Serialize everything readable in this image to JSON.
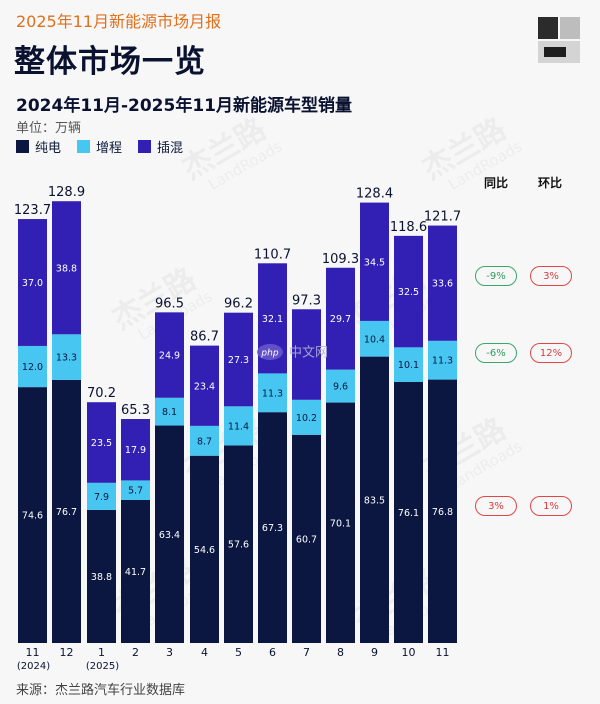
{
  "header": {
    "topline": "2025年11月新能源市场月报",
    "title": "整体市场一览",
    "subtitle": "2024年11月-2025年11月新能源车型销量",
    "unit": "单位：万辆"
  },
  "legend": [
    {
      "name": "纯电",
      "color": "#0b1740"
    },
    {
      "name": "增程",
      "color": "#46c6f0"
    },
    {
      "name": "插混",
      "color": "#3220b4"
    }
  ],
  "chart_data": {
    "type": "bar",
    "stacked": true,
    "title": "2024年11月-2025年11月新能源车型销量",
    "ylabel": "单位：万辆",
    "categories": [
      "11",
      "12",
      "1",
      "2",
      "3",
      "4",
      "5",
      "6",
      "7",
      "8",
      "9",
      "10",
      "11"
    ],
    "category_sublabels": [
      "(2024)",
      "",
      "(2025)",
      "",
      "",
      "",
      "",
      "",
      "",
      "",
      "",
      "",
      ""
    ],
    "series": [
      {
        "name": "纯电",
        "values": [
          74.6,
          76.7,
          38.8,
          41.7,
          63.4,
          54.6,
          57.6,
          67.3,
          60.7,
          70.1,
          83.5,
          76.1,
          76.8
        ]
      },
      {
        "name": "增程",
        "values": [
          12.0,
          13.3,
          7.9,
          5.7,
          8.1,
          8.7,
          11.4,
          11.3,
          10.2,
          9.6,
          10.4,
          10.1,
          11.3
        ]
      },
      {
        "name": "插混",
        "values": [
          37.0,
          38.8,
          23.5,
          17.9,
          24.9,
          23.4,
          27.3,
          32.1,
          26.4,
          29.7,
          34.5,
          32.5,
          33.6
        ]
      }
    ],
    "segment_labels": [
      [
        "74.6",
        "76.7",
        "38.8",
        "41.7",
        "63.4",
        "54.6",
        "57.6",
        "67.3",
        "60.7",
        "70.1",
        "83.5",
        "76.1",
        "76.8"
      ],
      [
        "12.0",
        "13.3",
        "7.9",
        "5.7",
        "8.1",
        "8.7",
        "11.4",
        "11.3",
        "10.2",
        "9.6",
        "10.4",
        "10.1",
        "11.3"
      ],
      [
        "37.0",
        "38.8",
        "23.5",
        "17.9",
        "24.9",
        "23.4",
        "27.3",
        "32.1",
        "",
        "29.7",
        "34.5",
        "32.5",
        "33.6"
      ]
    ],
    "totals": [
      123.7,
      128.9,
      70.2,
      65.3,
      96.5,
      86.7,
      96.2,
      110.7,
      97.3,
      109.3,
      128.4,
      118.6,
      121.7
    ],
    "ylim": [
      0,
      136
    ],
    "grid": false,
    "legend_position": "top-left"
  },
  "comparisons": {
    "yoy_label": "同比",
    "mom_label": "环比",
    "rows": [
      {
        "series": "插混",
        "yoy": "-9%",
        "yoy_color": "#2f9a5b",
        "mom": "3%",
        "mom_color": "#d63c3c"
      },
      {
        "series": "增程",
        "yoy": "-6%",
        "yoy_color": "#2f9a5b",
        "mom": "12%",
        "mom_color": "#d63c3c"
      },
      {
        "series": "纯电",
        "yoy": "3%",
        "yoy_color": "#d63c3c",
        "mom": "1%",
        "mom_color": "#d63c3c"
      }
    ]
  },
  "watermark": {
    "text": "杰兰路",
    "subtext": "LandRoads",
    "site_text": "中文网"
  },
  "footer": {
    "source": "来源：杰兰路汽车行业数据库"
  }
}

::::::::

Copy the data exactly. Any picture it contains is to be omitted.

Serialize everything readable in this image to JSON.
{
  "header": {
    "topline": "2025年11月新能源市场月报",
    "title": "整体市场一览",
    "subtitle": "2024年11月-2025年11月新能源车型销量",
    "unit": "单位：万辆"
  },
  "legend": [
    {
      "name": "纯电",
      "color": "#0b1740"
    },
    {
      "name": "增程",
      "color": "#46c6f0"
    },
    {
      "name": "插混",
      "color": "#3220b4"
    }
  ],
  "chart_data": {
    "type": "bar",
    "stacked": true,
    "title": "2024年11月-2025年11月新能源车型销量",
    "ylabel": "单位：万辆",
    "categories": [
      "11",
      "12",
      "1",
      "2",
      "3",
      "4",
      "5",
      "6",
      "7",
      "8",
      "9",
      "10",
      "11"
    ],
    "category_sublabels": [
      "(2024)",
      "",
      "(2025)",
      "",
      "",
      "",
      "",
      "",
      "",
      "",
      "",
      "",
      ""
    ],
    "series": [
      {
        "name": "纯电",
        "values": [
          74.6,
          76.7,
          38.8,
          41.7,
          63.4,
          54.6,
          57.6,
          67.3,
          60.7,
          70.1,
          83.5,
          76.1,
          76.8
        ]
      },
      {
        "name": "增程",
        "values": [
          12.0,
          13.3,
          7.9,
          5.7,
          8.1,
          8.7,
          11.4,
          11.3,
          10.2,
          9.6,
          10.4,
          10.1,
          11.3
        ]
      },
      {
        "name": "插混",
        "values": [
          37.0,
          38.8,
          23.5,
          17.9,
          24.9,
          23.4,
          27.3,
          32.1,
          26.4,
          29.7,
          34.5,
          32.5,
          33.6
        ]
      }
    ],
    "segment_labels": [
      [
        "74.6",
        "76.7",
        "38.8",
        "41.7",
        "63.4",
        "54.6",
        "57.6",
        "67.3",
        "60.7",
        "70.1",
        "83.5",
        "76.1",
        "76.8"
      ],
      [
        "12.0",
        "13.3",
        "7.9",
        "5.7",
        "8.1",
        "8.7",
        "11.4",
        "11.3",
        "10.2",
        "9.6",
        "10.4",
        "10.1",
        "11.3"
      ],
      [
        "37.0",
        "38.8",
        "23.5",
        "17.9",
        "24.9",
        "23.4",
        "27.3",
        "32.1",
        "",
        "29.7",
        "34.5",
        "32.5",
        "33.6"
      ]
    ],
    "totals": [
      123.7,
      128.9,
      70.2,
      65.3,
      96.5,
      86.7,
      96.2,
      110.7,
      97.3,
      109.3,
      128.4,
      118.6,
      121.7
    ],
    "ylim": [
      0,
      136
    ],
    "grid": false,
    "legend_position": "top-left"
  },
  "comparisons": {
    "yoy_label": "同比",
    "mom_label": "环比",
    "rows": [
      {
        "series": "插混",
        "yoy": "-9%",
        "yoy_color": "#2f9a5b",
        "mom": "3%",
        "mom_color": "#d63c3c"
      },
      {
        "series": "增程",
        "yoy": "-6%",
        "yoy_color": "#2f9a5b",
        "mom": "12%",
        "mom_color": "#d63c3c"
      },
      {
        "series": "纯电",
        "yoy": "3%",
        "yoy_color": "#d63c3c",
        "mom": "1%",
        "mom_color": "#d63c3c"
      }
    ]
  },
  "watermark": {
    "text": "杰兰路",
    "subtext": "LandRoads",
    "site_text": "中文网"
  },
  "footer": {
    "source": "来源：杰兰路汽车行业数据库"
  }
}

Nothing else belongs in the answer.